──────── Information shown

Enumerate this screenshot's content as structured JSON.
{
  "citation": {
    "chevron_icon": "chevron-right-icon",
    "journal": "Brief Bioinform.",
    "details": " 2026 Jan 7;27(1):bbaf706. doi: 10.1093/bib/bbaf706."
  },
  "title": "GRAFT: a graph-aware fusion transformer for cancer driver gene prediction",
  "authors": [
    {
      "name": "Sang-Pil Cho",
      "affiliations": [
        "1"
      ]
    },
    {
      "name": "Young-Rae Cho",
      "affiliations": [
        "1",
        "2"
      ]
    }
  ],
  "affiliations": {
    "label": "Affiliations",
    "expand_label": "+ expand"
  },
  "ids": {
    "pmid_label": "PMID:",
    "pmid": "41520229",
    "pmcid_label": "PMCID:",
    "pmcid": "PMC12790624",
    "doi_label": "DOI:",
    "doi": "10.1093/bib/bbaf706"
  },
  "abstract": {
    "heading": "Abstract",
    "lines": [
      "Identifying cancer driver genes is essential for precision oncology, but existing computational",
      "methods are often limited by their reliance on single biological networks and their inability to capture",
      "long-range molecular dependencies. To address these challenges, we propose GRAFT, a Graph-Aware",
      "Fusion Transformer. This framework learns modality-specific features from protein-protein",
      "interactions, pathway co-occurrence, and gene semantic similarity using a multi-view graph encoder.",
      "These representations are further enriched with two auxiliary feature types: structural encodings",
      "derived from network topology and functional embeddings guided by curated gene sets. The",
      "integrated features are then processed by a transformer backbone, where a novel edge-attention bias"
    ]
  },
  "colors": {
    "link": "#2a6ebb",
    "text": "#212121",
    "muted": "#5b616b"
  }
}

────────────────

> [Task to carry out]
Using the listing above, please repeat every entry exactly.

> [Solution to the exercise]
Enumerate this screenshot's content as structured JSON.
{
  "citation": {
    "chevron_icon": "chevron-right-icon",
    "journal": "Brief Bioinform.",
    "details": " 2026 Jan 7;27(1):bbaf706. doi: 10.1093/bib/bbaf706."
  },
  "title": "GRAFT: a graph-aware fusion transformer for cancer driver gene prediction",
  "authors": [
    {
      "name": "Sang-Pil Cho",
      "affiliations": [
        "1"
      ]
    },
    {
      "name": "Young-Rae Cho",
      "affiliations": [
        "1",
        "2"
      ]
    }
  ],
  "affiliations": {
    "label": "Affiliations",
    "expand_label": "+ expand"
  },
  "ids": {
    "pmid_label": "PMID:",
    "pmid": "41520229",
    "pmcid_label": "PMCID:",
    "pmcid": "PMC12790624",
    "doi_label": "DOI:",
    "doi": "10.1093/bib/bbaf706"
  },
  "abstract": {
    "heading": "Abstract",
    "lines": [
      "Identifying cancer driver genes is essential for precision oncology, but existing computational",
      "methods are often limited by their reliance on single biological networks and their inability to capture",
      "long-range molecular dependencies. To address these challenges, we propose GRAFT, a Graph-Aware",
      "Fusion Transformer. This framework learns modality-specific features from protein-protein",
      "interactions, pathway co-occurrence, and gene semantic similarity using a multi-view graph encoder.",
      "These representations are further enriched with two auxiliary feature types: structural encodings",
      "derived from network topology and functional embeddings guided by curated gene sets. The",
      "integrated features are then processed by a transformer backbone, where a novel edge-attention bias"
    ]
  },
  "colors": {
    "link": "#2a6ebb",
    "text": "#212121",
    "muted": "#5b616b"
  }
}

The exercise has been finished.